* Exercise instructions
List all lines in the material below that contain "شامل".

* Data supplied
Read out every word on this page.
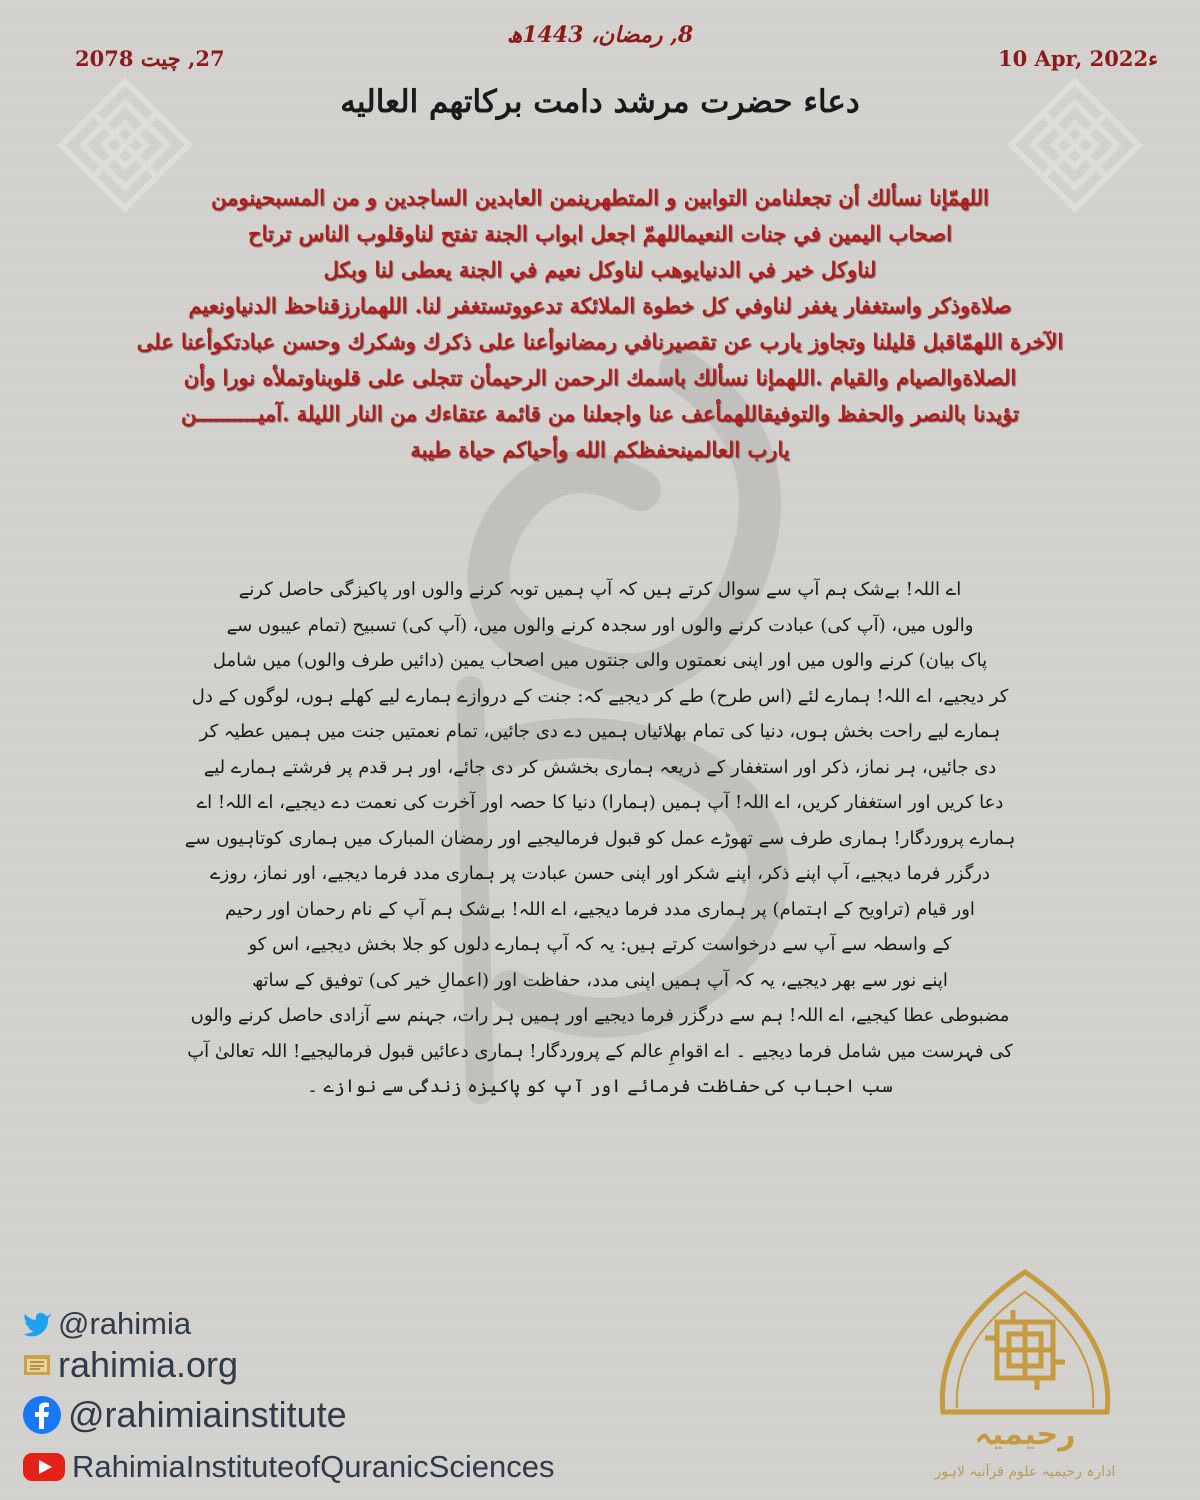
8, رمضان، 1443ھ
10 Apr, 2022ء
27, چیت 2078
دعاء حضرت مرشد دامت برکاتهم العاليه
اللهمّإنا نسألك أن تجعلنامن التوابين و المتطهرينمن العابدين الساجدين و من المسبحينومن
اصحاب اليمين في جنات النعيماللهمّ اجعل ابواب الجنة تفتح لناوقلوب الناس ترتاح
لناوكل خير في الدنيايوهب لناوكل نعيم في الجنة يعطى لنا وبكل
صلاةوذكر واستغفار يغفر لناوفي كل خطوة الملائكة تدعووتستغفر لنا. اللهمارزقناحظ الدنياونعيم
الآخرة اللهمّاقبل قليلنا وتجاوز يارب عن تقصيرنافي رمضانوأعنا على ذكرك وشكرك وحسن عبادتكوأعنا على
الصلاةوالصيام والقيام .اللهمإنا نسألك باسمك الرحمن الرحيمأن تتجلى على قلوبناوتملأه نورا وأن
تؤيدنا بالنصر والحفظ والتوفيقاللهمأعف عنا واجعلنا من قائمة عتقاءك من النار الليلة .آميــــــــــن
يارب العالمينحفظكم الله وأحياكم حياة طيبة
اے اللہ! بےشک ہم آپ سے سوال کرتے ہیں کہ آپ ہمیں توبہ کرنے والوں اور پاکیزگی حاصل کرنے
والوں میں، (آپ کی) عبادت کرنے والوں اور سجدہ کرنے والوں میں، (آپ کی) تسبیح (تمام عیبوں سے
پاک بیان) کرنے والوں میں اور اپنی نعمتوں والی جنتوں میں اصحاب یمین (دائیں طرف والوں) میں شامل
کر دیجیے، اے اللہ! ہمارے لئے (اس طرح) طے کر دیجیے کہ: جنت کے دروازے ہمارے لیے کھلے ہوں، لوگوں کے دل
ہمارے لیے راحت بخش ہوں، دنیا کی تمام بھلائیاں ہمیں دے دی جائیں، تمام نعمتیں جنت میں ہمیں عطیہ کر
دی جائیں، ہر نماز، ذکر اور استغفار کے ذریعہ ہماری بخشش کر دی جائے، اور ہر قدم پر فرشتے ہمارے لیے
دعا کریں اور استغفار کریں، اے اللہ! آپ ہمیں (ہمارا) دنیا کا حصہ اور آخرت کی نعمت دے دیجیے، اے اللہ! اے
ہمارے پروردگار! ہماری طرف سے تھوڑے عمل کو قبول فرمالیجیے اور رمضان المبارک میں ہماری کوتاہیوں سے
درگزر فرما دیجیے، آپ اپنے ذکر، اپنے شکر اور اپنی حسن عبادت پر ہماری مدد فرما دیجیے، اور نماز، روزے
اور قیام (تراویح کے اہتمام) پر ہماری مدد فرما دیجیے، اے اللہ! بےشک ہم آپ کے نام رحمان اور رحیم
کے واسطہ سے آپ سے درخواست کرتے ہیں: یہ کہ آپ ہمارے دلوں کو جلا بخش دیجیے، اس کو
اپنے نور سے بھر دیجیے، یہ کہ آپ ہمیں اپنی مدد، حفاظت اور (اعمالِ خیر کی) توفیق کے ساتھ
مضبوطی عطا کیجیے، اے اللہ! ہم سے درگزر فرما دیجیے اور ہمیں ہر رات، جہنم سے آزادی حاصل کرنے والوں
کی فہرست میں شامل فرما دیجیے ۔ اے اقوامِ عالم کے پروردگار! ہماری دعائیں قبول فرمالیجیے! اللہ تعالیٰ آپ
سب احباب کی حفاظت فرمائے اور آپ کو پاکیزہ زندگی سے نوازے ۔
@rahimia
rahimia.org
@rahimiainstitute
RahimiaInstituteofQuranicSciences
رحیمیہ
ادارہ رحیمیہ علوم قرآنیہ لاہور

* Exercise solution
پاک بیان) کرنے والوں میں اور اپنی نعمتوں والی جنتوں میں اصحاب یمین (دائیں طرف والوں) میں شامل
کی فہرست میں شامل فرما دیجیے ۔ اے اقوامِ عالم کے پروردگار! ہماری دعائیں قبول فرمالیجیے! اللہ تعالیٰ آپ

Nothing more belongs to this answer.